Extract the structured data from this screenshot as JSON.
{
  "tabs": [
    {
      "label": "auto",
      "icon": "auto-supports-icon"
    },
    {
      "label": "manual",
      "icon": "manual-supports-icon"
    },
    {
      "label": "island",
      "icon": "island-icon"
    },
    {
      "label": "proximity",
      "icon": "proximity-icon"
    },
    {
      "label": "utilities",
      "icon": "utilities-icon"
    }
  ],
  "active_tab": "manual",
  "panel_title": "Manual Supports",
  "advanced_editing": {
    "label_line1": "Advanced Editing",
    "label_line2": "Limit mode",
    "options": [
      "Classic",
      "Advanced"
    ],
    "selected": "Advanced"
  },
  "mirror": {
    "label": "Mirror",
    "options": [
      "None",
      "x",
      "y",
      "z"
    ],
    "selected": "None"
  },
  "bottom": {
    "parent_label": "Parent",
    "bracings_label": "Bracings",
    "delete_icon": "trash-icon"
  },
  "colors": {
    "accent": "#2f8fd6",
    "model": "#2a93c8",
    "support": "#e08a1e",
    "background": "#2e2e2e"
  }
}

------------------------------------------------

# EXERCISE DIRECTIONS
Type out the full listing again, exactly as given.

# OUTPUT OF THE TASK
Extract the structured data from this screenshot as JSON.
{
  "tabs": [
    {
      "label": "auto",
      "icon": "auto-supports-icon"
    },
    {
      "label": "manual",
      "icon": "manual-supports-icon"
    },
    {
      "label": "island",
      "icon": "island-icon"
    },
    {
      "label": "proximity",
      "icon": "proximity-icon"
    },
    {
      "label": "utilities",
      "icon": "utilities-icon"
    }
  ],
  "active_tab": "manual",
  "panel_title": "Manual Supports",
  "advanced_editing": {
    "label_line1": "Advanced Editing",
    "label_line2": "Limit mode",
    "options": [
      "Classic",
      "Advanced"
    ],
    "selected": "Advanced"
  },
  "mirror": {
    "label": "Mirror",
    "options": [
      "None",
      "x",
      "y",
      "z"
    ],
    "selected": "None"
  },
  "bottom": {
    "parent_label": "Parent",
    "bracings_label": "Bracings",
    "delete_icon": "trash-icon"
  },
  "colors": {
    "accent": "#2f8fd6",
    "model": "#2a93c8",
    "support": "#e08a1e",
    "background": "#2e2e2e"
  }
}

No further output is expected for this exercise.